* GOAL: Count every line that has the word "text" in it; give no more than the number.

Stored records:

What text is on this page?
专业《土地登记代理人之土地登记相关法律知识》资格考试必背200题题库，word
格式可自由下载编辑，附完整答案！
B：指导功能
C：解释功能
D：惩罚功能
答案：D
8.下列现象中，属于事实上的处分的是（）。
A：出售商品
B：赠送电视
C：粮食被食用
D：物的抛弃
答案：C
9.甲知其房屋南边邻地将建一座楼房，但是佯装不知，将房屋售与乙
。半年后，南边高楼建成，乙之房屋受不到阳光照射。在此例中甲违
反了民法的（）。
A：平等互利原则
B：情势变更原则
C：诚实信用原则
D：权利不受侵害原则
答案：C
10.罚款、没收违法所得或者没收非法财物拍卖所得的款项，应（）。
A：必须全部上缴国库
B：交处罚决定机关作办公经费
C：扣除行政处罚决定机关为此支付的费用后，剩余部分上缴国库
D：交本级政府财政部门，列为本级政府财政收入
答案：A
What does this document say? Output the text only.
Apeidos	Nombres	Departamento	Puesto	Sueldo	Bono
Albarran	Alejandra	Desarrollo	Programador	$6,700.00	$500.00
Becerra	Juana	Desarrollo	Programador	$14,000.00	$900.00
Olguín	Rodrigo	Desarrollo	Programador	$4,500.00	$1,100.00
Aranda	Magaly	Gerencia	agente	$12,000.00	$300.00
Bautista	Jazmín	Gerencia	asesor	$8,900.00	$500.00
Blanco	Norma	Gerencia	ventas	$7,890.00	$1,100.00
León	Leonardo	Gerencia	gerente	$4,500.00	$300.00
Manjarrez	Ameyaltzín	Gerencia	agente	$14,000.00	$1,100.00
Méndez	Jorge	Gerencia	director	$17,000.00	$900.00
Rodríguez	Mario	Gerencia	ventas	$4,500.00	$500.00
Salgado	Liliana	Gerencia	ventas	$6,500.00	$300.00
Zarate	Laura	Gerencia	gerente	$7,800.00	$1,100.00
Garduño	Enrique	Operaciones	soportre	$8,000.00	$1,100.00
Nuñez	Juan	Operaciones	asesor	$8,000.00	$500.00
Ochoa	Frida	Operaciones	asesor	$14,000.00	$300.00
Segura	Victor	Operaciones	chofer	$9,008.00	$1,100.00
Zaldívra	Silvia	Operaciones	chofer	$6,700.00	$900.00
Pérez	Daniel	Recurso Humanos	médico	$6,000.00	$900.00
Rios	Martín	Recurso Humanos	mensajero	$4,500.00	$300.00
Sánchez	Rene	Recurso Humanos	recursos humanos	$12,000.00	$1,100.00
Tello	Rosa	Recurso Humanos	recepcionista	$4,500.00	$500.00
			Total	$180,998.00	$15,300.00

* TASK RESPONSE: 2